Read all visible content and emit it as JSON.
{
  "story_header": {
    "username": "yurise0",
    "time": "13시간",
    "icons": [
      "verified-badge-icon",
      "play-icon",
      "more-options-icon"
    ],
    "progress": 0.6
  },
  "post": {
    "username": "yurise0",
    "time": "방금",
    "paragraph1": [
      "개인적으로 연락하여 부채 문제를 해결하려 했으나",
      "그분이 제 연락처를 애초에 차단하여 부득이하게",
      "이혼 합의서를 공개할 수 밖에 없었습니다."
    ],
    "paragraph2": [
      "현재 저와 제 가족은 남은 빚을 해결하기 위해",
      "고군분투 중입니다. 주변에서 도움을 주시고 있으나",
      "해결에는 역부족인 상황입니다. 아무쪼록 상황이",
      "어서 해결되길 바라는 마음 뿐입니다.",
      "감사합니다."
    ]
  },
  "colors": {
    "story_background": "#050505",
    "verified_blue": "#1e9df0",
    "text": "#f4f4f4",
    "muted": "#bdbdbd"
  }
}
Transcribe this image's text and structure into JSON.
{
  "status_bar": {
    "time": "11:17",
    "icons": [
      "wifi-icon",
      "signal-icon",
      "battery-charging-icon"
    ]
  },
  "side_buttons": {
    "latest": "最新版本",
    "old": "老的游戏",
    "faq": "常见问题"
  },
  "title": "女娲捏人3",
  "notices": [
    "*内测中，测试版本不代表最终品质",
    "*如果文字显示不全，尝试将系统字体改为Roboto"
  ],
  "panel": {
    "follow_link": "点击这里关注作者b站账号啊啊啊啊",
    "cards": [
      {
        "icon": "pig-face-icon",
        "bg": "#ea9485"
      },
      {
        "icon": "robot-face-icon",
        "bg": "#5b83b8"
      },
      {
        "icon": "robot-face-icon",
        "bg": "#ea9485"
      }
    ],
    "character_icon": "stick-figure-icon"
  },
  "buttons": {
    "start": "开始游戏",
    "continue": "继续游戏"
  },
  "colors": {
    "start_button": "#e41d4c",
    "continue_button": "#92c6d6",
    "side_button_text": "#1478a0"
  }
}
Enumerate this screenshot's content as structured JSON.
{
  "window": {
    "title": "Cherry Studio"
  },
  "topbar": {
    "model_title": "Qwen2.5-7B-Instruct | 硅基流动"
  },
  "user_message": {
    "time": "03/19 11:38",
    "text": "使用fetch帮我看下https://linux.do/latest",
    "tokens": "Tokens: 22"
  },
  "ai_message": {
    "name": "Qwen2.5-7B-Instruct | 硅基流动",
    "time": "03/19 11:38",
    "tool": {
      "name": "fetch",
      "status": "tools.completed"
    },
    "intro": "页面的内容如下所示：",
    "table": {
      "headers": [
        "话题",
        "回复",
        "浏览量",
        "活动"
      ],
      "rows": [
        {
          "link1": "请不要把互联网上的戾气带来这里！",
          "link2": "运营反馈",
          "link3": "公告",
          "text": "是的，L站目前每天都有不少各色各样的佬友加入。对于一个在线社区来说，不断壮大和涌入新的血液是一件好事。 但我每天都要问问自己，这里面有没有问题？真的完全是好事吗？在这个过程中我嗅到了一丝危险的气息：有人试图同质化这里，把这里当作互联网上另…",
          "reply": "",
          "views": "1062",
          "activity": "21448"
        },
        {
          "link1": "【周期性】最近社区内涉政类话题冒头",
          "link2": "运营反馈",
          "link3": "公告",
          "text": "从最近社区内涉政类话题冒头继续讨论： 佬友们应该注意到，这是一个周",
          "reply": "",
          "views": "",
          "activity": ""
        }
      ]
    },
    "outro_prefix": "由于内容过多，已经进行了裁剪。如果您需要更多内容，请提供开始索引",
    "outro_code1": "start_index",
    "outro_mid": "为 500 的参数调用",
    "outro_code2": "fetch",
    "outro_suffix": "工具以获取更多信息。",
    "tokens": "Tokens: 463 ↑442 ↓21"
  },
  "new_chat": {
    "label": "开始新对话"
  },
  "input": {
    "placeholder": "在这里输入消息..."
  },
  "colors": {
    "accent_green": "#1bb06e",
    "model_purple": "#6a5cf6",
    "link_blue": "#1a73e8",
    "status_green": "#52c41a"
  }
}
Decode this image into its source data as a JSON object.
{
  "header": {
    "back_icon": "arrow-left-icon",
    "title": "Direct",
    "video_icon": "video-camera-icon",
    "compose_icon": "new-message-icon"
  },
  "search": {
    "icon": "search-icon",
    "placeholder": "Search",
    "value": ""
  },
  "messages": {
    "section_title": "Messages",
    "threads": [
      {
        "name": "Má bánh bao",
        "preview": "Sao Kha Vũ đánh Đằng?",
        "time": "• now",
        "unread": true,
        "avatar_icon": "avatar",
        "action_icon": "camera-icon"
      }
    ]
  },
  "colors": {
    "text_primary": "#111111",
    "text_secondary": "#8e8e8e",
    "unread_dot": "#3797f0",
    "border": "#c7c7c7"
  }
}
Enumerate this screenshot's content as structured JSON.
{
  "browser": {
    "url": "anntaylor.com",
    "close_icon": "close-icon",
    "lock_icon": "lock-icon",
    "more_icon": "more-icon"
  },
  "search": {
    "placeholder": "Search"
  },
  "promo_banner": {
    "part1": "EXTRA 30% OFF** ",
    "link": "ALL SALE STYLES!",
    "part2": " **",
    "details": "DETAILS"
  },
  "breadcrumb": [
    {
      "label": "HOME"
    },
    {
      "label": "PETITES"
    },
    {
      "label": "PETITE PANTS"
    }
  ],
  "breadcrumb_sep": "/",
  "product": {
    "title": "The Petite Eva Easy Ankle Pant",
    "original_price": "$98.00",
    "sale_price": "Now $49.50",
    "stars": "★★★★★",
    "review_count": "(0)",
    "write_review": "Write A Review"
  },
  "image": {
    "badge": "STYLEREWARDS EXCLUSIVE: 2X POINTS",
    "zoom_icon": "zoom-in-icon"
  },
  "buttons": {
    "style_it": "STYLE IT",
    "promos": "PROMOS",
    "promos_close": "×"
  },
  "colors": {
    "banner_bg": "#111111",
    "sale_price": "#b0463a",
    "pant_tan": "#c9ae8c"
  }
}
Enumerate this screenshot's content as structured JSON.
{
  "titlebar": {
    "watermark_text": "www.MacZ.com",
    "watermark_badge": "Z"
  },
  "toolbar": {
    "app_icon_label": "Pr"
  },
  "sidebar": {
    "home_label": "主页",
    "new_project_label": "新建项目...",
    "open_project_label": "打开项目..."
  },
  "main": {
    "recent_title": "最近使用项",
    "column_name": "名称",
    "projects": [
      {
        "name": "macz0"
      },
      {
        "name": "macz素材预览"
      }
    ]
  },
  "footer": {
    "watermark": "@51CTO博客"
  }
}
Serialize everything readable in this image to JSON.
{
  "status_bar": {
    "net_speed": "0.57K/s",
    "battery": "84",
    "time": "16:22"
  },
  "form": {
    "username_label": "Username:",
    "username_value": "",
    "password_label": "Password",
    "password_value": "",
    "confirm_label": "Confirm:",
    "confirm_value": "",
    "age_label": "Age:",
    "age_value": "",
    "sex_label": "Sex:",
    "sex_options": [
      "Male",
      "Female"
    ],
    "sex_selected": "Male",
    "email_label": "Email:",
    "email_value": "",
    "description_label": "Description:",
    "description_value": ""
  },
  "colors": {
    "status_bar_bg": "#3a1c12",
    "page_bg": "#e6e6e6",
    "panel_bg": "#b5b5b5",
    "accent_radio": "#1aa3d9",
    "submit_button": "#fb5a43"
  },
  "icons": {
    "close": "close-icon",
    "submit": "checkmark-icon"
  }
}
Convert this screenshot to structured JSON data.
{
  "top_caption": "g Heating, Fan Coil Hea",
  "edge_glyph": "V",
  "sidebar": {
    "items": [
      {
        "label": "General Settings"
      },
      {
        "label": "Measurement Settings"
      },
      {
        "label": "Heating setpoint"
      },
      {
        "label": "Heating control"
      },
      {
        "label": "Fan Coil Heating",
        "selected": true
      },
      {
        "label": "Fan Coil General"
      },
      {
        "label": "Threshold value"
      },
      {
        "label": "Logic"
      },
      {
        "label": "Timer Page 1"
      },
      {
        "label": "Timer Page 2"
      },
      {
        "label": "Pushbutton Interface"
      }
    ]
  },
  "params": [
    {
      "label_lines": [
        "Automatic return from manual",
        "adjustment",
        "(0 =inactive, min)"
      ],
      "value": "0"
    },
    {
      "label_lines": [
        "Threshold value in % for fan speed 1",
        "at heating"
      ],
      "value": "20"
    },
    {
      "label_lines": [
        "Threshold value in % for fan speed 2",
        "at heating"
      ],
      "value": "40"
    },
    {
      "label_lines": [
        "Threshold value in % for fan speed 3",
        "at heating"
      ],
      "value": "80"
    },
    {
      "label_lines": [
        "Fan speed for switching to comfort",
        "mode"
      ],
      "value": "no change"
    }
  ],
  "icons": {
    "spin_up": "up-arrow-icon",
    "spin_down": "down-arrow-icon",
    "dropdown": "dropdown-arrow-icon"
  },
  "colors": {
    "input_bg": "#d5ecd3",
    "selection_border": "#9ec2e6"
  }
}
_____
_EXERCISE PROMPT_. Report how many lines in the listing above include the word "Timer". Give nothing but the number.

_ANSWER TO THE EXERCISE_. 2